* **Problem statement**:
From the listing below, copy every line with the word "Angelica".

* * * * * * * * *

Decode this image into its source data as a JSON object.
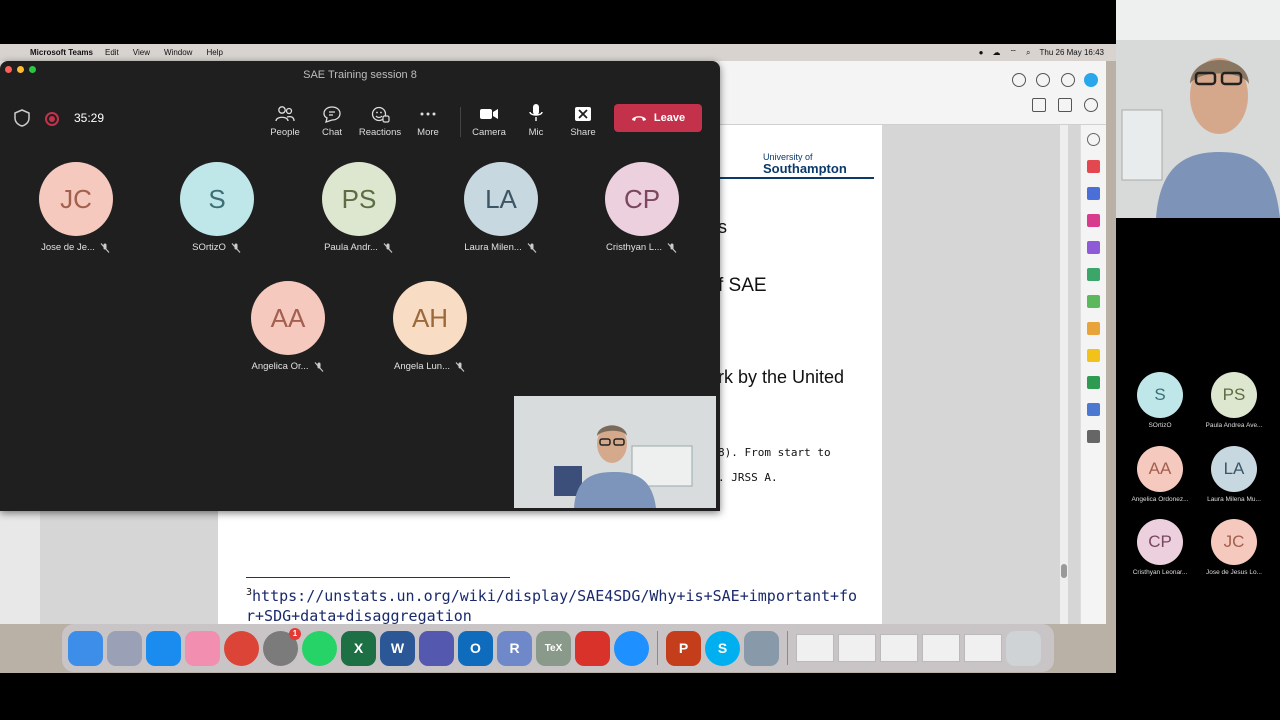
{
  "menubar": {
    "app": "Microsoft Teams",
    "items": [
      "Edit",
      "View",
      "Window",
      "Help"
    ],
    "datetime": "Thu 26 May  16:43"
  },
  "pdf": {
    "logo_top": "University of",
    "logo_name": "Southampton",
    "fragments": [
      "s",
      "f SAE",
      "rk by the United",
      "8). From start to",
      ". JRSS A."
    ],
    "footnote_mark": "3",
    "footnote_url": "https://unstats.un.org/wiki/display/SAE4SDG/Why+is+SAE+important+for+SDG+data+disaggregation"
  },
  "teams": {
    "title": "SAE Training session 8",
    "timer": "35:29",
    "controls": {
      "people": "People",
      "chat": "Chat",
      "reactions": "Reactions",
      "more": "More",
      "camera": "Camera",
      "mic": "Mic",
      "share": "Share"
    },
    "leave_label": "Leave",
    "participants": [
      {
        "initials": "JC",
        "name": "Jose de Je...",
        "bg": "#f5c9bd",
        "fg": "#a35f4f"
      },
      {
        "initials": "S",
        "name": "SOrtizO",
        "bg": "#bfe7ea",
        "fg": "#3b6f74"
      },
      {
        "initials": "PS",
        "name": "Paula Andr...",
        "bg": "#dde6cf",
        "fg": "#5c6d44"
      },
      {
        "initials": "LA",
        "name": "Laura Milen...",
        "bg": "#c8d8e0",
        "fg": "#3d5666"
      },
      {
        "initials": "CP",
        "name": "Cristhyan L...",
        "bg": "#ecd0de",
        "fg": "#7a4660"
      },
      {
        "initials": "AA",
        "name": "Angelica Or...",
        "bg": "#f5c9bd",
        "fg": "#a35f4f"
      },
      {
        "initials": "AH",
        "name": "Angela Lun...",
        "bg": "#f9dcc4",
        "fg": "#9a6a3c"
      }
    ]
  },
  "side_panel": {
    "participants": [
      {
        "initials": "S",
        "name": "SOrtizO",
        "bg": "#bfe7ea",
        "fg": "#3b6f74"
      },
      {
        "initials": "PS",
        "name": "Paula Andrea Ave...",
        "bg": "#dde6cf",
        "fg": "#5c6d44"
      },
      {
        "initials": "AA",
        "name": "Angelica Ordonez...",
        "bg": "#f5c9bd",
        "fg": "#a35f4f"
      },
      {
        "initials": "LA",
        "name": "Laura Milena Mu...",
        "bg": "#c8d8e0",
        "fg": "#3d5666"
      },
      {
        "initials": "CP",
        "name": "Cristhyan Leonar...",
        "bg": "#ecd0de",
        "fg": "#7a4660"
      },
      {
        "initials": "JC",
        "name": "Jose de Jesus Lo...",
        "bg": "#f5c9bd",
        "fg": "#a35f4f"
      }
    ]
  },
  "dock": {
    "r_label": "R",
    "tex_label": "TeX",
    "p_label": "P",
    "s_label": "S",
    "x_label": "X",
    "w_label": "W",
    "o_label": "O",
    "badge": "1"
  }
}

* * * * * * * * *

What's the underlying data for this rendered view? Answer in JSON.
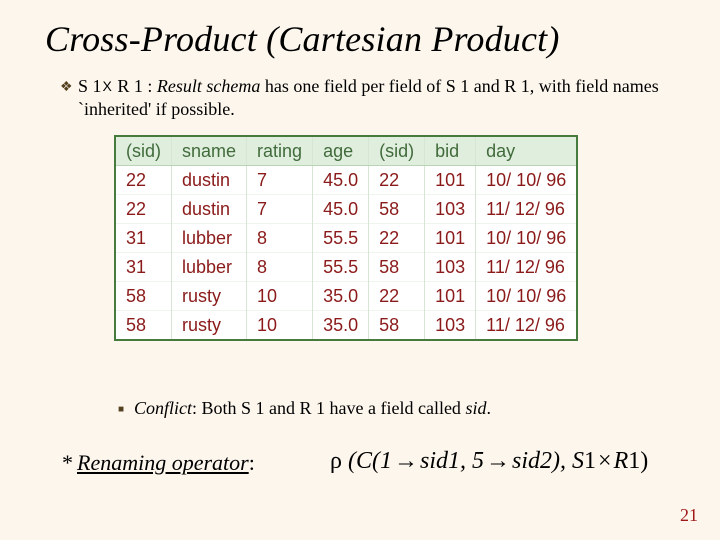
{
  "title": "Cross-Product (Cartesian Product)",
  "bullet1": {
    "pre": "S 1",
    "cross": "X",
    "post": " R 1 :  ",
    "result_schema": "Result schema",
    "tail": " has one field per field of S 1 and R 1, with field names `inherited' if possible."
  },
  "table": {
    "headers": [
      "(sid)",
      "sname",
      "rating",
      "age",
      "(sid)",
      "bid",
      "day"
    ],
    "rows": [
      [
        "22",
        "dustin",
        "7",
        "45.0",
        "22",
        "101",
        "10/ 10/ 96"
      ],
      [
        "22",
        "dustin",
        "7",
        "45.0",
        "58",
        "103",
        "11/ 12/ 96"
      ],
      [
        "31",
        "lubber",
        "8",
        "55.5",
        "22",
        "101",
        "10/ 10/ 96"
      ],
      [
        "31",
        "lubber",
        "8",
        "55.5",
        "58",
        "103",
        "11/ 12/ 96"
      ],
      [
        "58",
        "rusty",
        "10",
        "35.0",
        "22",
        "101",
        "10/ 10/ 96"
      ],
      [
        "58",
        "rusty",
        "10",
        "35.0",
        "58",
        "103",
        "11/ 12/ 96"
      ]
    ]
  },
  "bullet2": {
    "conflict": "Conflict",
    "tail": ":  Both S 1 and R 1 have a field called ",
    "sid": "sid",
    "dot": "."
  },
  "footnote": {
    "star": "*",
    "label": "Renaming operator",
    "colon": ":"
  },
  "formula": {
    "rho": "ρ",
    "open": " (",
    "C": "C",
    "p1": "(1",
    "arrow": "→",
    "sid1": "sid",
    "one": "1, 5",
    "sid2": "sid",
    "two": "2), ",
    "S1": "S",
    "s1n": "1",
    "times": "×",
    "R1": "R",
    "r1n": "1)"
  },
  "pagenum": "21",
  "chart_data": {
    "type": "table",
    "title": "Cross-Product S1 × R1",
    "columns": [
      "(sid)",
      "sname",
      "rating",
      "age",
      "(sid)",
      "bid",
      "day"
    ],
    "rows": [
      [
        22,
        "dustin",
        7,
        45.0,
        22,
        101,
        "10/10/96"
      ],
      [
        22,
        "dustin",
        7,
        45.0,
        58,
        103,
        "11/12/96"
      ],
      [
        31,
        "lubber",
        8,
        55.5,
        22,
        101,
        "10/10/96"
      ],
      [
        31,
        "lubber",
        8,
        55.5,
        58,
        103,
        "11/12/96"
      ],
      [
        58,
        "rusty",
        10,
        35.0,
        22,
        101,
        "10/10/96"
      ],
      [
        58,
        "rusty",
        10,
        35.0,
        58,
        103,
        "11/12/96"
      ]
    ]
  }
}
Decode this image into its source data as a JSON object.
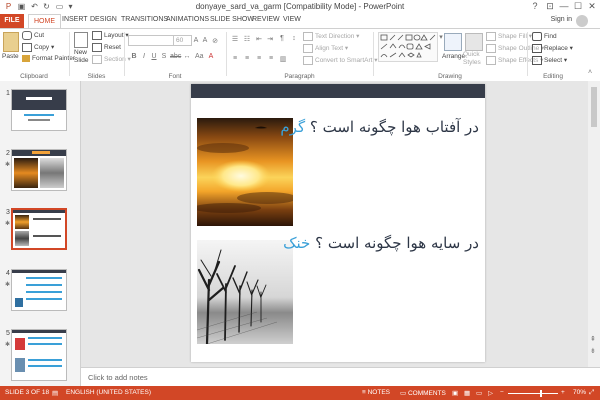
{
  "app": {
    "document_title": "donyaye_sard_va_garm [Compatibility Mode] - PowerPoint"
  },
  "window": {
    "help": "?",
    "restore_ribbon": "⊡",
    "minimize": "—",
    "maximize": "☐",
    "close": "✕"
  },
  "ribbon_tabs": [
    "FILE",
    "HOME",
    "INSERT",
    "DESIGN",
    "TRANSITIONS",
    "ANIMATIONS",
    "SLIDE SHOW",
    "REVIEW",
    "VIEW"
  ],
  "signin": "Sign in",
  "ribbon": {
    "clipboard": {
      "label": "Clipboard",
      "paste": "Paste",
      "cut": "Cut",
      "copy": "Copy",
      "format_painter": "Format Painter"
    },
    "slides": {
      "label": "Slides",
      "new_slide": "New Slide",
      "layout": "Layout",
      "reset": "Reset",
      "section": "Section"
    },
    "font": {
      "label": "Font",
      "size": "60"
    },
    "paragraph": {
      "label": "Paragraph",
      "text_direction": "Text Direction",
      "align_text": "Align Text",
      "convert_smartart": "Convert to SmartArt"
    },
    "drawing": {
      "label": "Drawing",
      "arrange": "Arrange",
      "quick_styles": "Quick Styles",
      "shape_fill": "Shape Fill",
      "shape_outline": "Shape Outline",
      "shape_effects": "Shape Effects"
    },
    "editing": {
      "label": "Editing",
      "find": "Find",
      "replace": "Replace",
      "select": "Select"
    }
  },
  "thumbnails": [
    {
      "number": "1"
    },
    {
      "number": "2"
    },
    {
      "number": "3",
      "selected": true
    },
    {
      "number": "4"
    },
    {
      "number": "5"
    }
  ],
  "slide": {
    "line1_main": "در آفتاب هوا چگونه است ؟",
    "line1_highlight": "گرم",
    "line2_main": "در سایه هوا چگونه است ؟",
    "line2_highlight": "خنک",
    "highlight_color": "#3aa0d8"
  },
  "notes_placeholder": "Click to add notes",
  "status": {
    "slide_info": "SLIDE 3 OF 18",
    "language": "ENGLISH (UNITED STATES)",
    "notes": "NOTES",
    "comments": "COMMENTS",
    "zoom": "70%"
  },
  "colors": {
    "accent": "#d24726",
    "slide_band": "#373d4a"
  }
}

* * * * * * * * *

* **Final answer**:
        "name": "Angelica Or...",
        "name": "Angelica Ordonez...",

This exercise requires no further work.